#### REQUIREMENT
Check each line of the listing below for the string "Development", and copy the ones that have it.

────

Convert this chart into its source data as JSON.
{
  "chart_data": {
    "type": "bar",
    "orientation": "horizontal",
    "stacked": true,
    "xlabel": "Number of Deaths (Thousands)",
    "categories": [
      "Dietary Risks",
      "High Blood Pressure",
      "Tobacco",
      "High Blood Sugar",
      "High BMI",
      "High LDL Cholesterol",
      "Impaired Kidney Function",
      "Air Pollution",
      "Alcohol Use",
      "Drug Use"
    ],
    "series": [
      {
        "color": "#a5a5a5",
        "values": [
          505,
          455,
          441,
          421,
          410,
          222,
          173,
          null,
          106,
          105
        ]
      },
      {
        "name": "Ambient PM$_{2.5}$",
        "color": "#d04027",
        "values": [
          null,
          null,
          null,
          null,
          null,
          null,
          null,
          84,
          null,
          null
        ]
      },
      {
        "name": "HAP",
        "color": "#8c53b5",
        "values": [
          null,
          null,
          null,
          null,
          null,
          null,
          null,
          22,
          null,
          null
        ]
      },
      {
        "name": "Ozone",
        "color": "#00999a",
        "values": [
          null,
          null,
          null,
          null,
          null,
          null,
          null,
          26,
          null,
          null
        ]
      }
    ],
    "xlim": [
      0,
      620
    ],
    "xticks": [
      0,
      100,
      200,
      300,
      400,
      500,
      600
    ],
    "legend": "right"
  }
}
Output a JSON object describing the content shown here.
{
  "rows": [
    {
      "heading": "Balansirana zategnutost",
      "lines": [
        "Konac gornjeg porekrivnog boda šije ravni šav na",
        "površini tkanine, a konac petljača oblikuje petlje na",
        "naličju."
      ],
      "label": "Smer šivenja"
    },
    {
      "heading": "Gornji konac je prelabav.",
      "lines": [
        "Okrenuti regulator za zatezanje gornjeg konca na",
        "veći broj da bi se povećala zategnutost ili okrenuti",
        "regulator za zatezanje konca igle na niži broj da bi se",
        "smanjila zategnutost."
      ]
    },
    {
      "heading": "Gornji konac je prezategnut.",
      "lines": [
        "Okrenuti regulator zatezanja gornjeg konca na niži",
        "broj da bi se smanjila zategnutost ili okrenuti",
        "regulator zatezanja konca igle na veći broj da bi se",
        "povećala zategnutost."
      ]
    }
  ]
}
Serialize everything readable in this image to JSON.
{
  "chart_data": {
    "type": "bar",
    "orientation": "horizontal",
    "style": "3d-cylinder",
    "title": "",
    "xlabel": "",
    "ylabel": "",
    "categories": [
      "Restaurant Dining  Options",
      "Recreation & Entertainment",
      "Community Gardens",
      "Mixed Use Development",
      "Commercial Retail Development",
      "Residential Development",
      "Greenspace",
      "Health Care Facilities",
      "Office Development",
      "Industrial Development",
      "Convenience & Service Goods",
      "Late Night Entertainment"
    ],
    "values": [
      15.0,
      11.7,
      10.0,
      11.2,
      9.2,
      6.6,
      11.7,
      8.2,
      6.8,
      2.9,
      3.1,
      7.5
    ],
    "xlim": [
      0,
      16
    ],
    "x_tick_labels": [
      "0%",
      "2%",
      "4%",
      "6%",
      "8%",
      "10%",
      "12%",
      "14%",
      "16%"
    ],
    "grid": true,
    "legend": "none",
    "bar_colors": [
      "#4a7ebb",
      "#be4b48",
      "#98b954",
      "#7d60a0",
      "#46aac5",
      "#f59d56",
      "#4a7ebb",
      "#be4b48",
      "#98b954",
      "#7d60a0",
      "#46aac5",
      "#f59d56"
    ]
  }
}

────

#### WRITTEN REPLY
      "Mixed Use Development",
      "Commercial Retail Development",
      "Residential Development",
      "Office Development",
      "Industrial Development",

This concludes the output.